■ What is required
Omit the pictures and return every entry exactly as written.

━━━━━━

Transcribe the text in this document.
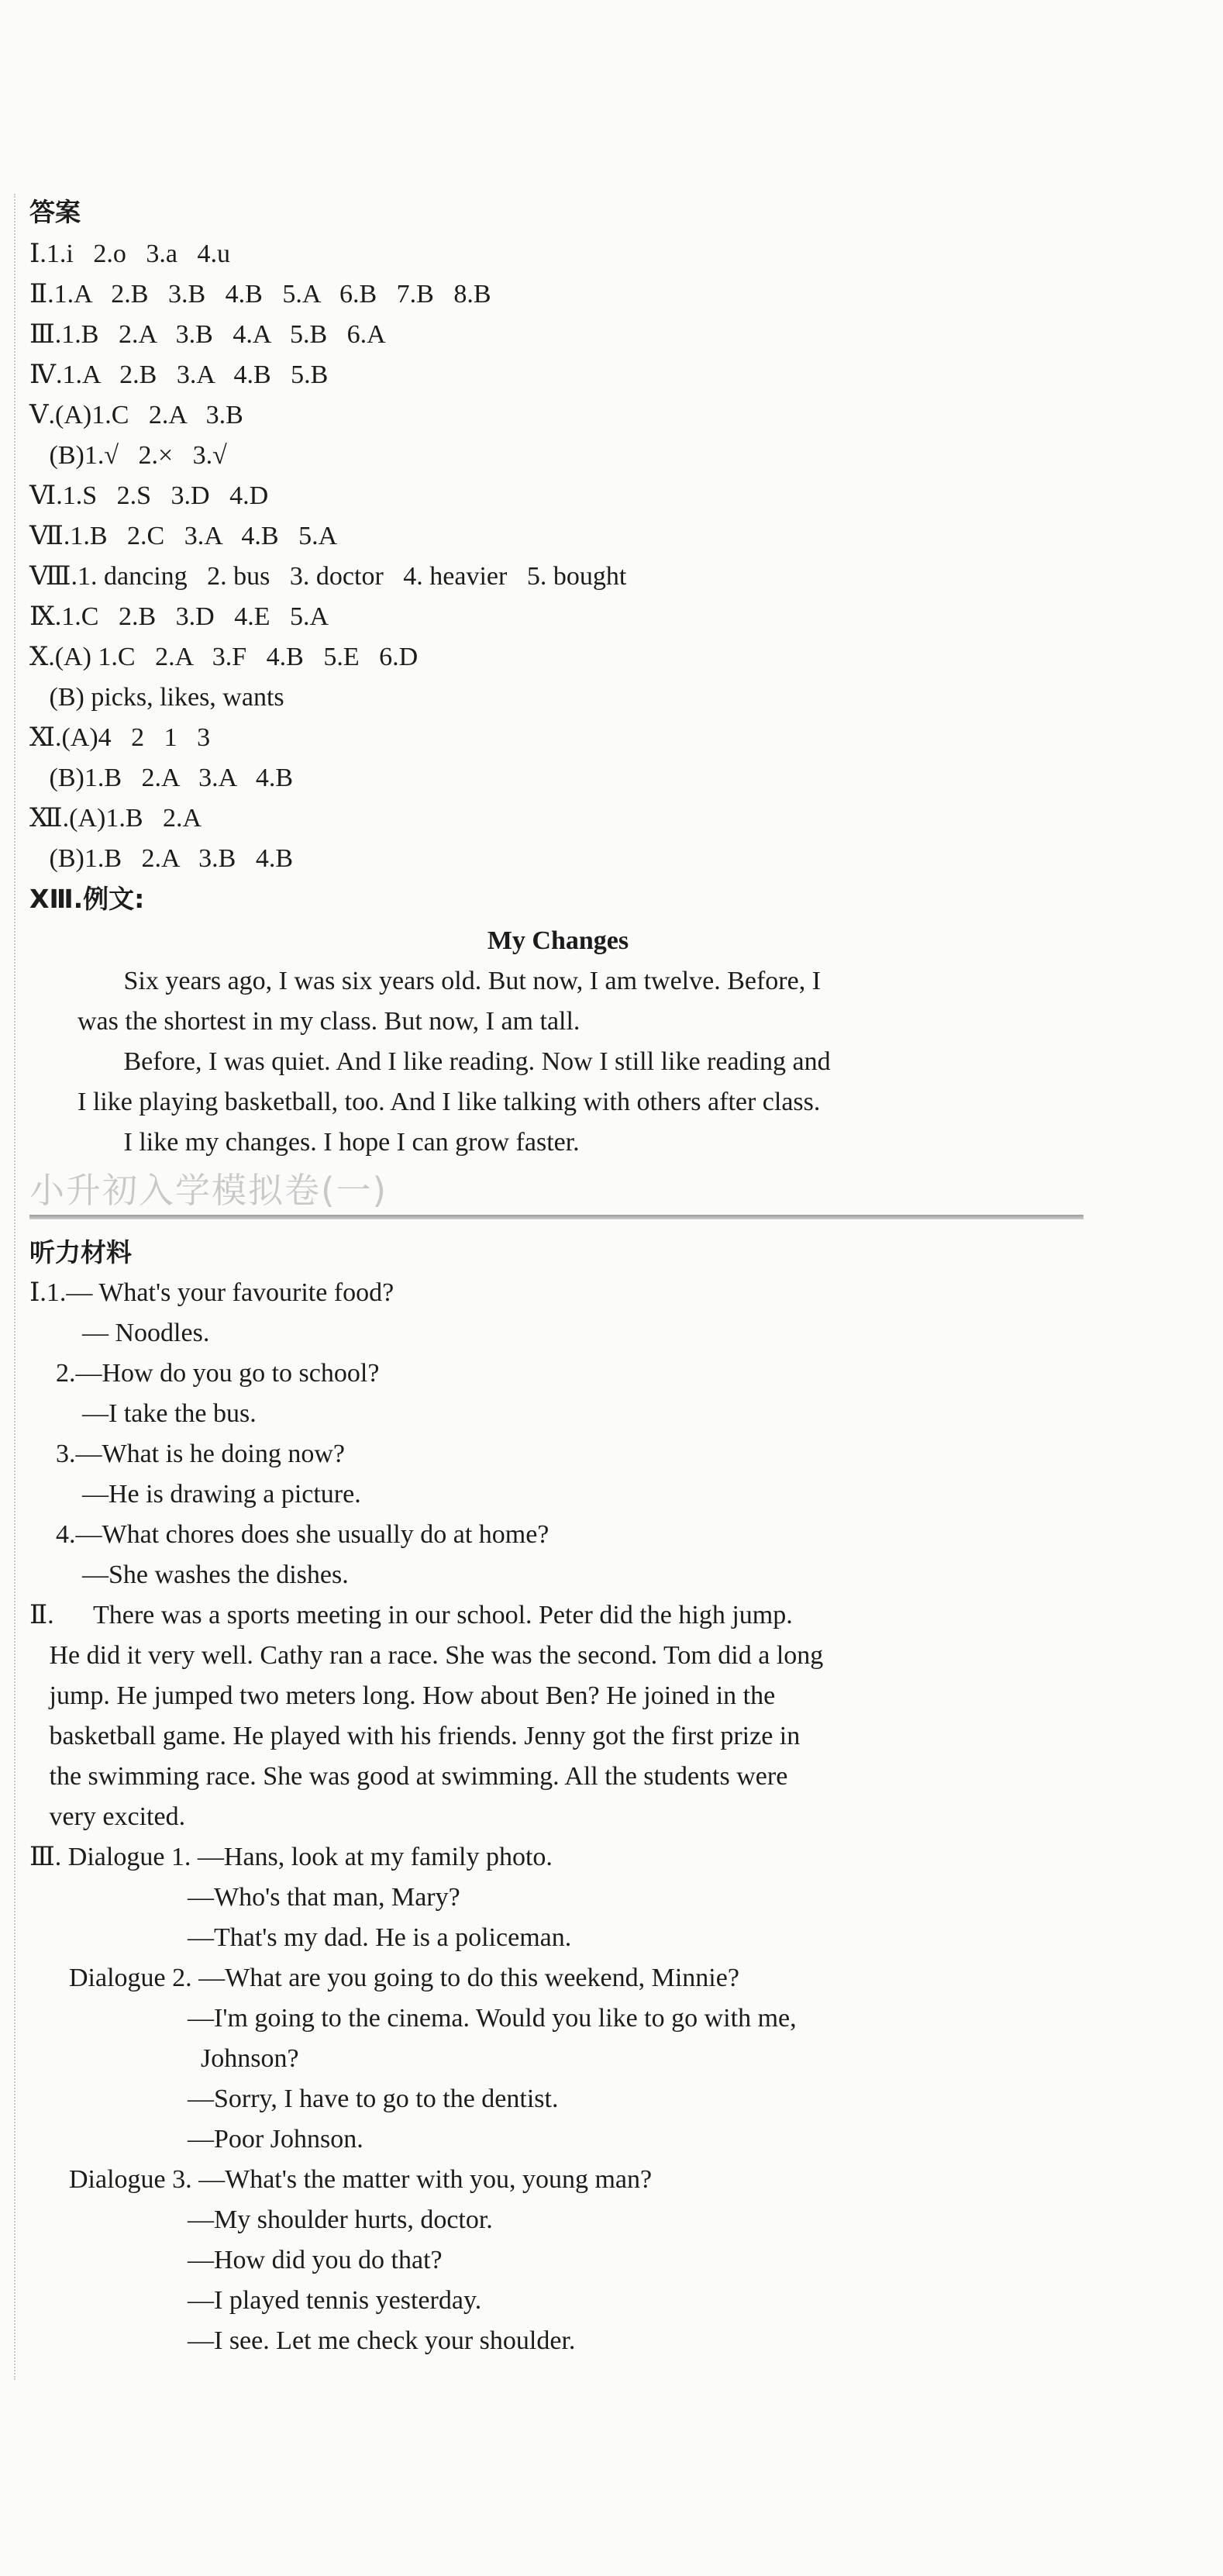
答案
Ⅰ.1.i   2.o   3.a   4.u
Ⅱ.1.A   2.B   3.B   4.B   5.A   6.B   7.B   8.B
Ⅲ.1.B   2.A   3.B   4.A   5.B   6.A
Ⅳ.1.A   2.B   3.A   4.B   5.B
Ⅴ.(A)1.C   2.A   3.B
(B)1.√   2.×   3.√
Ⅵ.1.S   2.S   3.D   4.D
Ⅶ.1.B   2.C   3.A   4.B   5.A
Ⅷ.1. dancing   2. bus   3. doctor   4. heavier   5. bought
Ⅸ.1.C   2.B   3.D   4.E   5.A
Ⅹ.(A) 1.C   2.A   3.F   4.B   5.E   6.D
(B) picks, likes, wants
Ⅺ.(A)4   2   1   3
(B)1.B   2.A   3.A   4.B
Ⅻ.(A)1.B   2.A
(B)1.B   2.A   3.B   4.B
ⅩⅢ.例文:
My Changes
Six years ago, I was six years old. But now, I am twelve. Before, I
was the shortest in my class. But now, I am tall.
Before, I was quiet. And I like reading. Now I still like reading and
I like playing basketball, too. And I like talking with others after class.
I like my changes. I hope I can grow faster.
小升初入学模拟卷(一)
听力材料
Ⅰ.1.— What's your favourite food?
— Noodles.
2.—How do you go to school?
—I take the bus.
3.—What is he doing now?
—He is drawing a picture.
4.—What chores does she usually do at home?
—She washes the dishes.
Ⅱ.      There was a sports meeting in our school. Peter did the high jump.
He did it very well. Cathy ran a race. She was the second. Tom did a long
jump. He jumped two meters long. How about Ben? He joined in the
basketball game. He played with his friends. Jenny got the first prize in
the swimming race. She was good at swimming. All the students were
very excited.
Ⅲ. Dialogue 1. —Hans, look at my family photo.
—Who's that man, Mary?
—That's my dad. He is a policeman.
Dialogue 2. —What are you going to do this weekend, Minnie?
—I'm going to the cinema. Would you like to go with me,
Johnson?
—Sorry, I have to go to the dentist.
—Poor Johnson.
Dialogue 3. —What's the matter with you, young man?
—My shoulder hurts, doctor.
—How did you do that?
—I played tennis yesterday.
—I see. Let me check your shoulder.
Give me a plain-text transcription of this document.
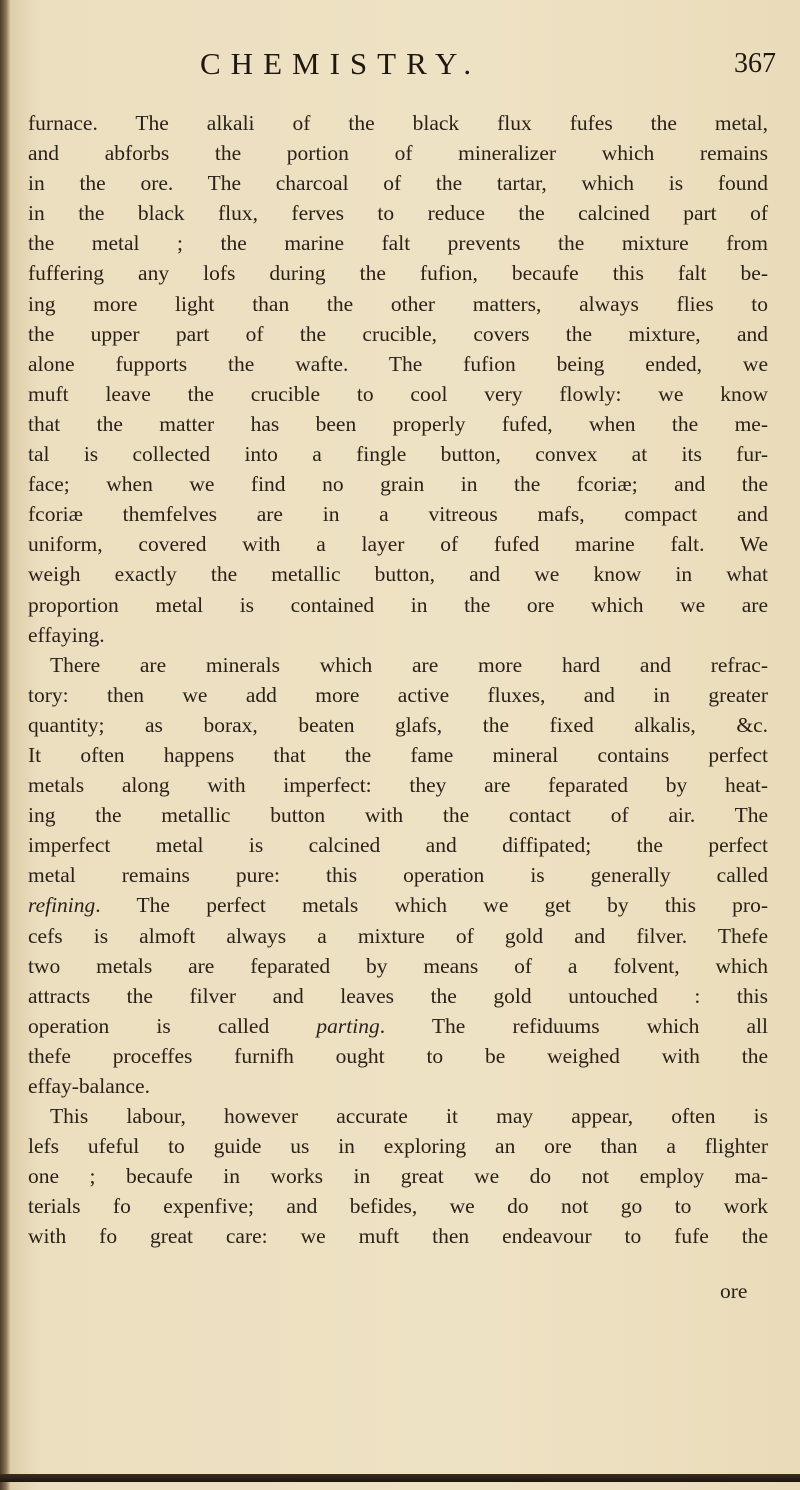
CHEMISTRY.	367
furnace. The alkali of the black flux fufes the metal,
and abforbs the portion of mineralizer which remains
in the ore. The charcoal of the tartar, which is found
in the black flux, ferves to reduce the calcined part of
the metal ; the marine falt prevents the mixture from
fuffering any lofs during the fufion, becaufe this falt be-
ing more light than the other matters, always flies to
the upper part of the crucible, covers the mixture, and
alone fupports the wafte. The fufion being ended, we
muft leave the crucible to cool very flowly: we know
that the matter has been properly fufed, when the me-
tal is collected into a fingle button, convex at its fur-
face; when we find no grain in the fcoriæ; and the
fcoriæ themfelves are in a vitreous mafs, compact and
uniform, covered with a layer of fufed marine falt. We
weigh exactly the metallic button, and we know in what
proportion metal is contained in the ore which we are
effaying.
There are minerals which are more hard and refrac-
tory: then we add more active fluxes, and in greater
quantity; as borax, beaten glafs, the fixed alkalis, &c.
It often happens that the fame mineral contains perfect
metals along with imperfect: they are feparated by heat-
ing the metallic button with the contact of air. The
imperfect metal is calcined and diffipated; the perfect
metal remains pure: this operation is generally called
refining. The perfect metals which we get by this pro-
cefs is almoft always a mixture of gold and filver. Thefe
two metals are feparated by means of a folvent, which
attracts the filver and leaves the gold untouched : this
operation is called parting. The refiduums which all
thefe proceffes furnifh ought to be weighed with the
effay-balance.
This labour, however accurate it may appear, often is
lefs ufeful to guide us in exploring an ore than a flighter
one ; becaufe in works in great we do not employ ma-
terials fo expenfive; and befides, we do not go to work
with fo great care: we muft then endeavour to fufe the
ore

━━━━━━

■ Answer
Transcribe the text in this document.
答案
Ⅰ.1.i   2.o   3.a   4.u
Ⅱ.1.A   2.B   3.B   4.B   5.A   6.B   7.B   8.B
Ⅲ.1.B   2.A   3.B   4.A   5.B   6.A
Ⅳ.1.A   2.B   3.A   4.B   5.B
Ⅴ.(A)1.C   2.A   3.B
(B)1.√   2.×   3.√
Ⅵ.1.S   2.S   3.D   4.D
Ⅶ.1.B   2.C   3.A   4.B   5.A
Ⅷ.1. dancing   2. bus   3. doctor   4. heavier   5. bought
Ⅸ.1.C   2.B   3.D   4.E   5.A
Ⅹ.(A) 1.C   2.A   3.F   4.B   5.E   6.D
(B) picks, likes, wants
Ⅺ.(A)4   2   1   3
(B)1.B   2.A   3.A   4.B
Ⅻ.(A)1.B   2.A
(B)1.B   2.A   3.B   4.B
ⅩⅢ.例文:
My Changes
Six years ago, I was six years old. But now, I am twelve. Before, I
was the shortest in my class. But now, I am tall.
Before, I was quiet. And I like reading. Now I still like reading and
I like playing basketball, too. And I like talking with others after class.
I like my changes. I hope I can grow faster.
小升初入学模拟卷(一)
听力材料
Ⅰ.1.— What's your favourite food?
— Noodles.
2.—How do you go to school?
—I take the bus.
3.—What is he doing now?
—He is drawing a picture.
4.—What chores does she usually do at home?
—She washes the dishes.
Ⅱ.      There was a sports meeting in our school. Peter did the high jump.
He did it very well. Cathy ran a race. She was the second. Tom did a long
jump. He jumped two meters long. How about Ben? He joined in the
basketball game. He played with his friends. Jenny got the first prize in
the swimming race. She was good at swimming. All the students were
very excited.
Ⅲ. Dialogue 1. —Hans, look at my family photo.
—Who's that man, Mary?
—That's my dad. He is a policeman.
Dialogue 2. —What are you going to do this weekend, Minnie?
—I'm going to the cinema. Would you like to go with me,
Johnson?
—Sorry, I have to go to the dentist.
—Poor Johnson.
Dialogue 3. —What's the matter with you, young man?
—My shoulder hurts, doctor.
—How did you do that?
—I played tennis yesterday.
—I see. Let me check your shoulder.
Give me a plain-text transcription of this document.
CHEMISTRY.	367
furnace. The alkali of the black flux fufes the metal,
and abforbs the portion of mineralizer which remains
in the ore. The charcoal of the tartar, which is found
in the black flux, ferves to reduce the calcined part of
the metal ; the marine falt prevents the mixture from
fuffering any lofs during the fufion, becaufe this falt be-
ing more light than the other matters, always flies to
the upper part of the crucible, covers the mixture, and
alone fupports the wafte. The fufion being ended, we
muft leave the crucible to cool very flowly: we know
that the matter has been properly fufed, when the me-
tal is collected into a fingle button, convex at its fur-
face; when we find no grain in the fcoriæ; and the
fcoriæ themfelves are in a vitreous mafs, compact and
uniform, covered with a layer of fufed marine falt. We
weigh exactly the metallic button, and we know in what
proportion metal is contained in the ore which we are
effaying.
There are minerals which are more hard and refrac-
tory: then we add more active fluxes, and in greater
quantity; as borax, beaten glafs, the fixed alkalis, &c.
It often happens that the fame mineral contains perfect
metals along with imperfect: they are feparated by heat-
ing the metallic button with the contact of air. The
imperfect metal is calcined and diffipated; the perfect
metal remains pure: this operation is generally called
refining. The perfect metals which we get by this pro-
cefs is almoft always a mixture of gold and filver. Thefe
two metals are feparated by means of a folvent, which
attracts the filver and leaves the gold untouched : this
operation is called parting. The refiduums which all
thefe proceffes furnifh ought to be weighed with the
effay-balance.
This labour, however accurate it may appear, often is
lefs ufeful to guide us in exploring an ore than a flighter
one ; becaufe in works in great we do not employ ma-
terials fo expenfive; and befides, we do not go to work
with fo great care: we muft then endeavour to fufe the
ore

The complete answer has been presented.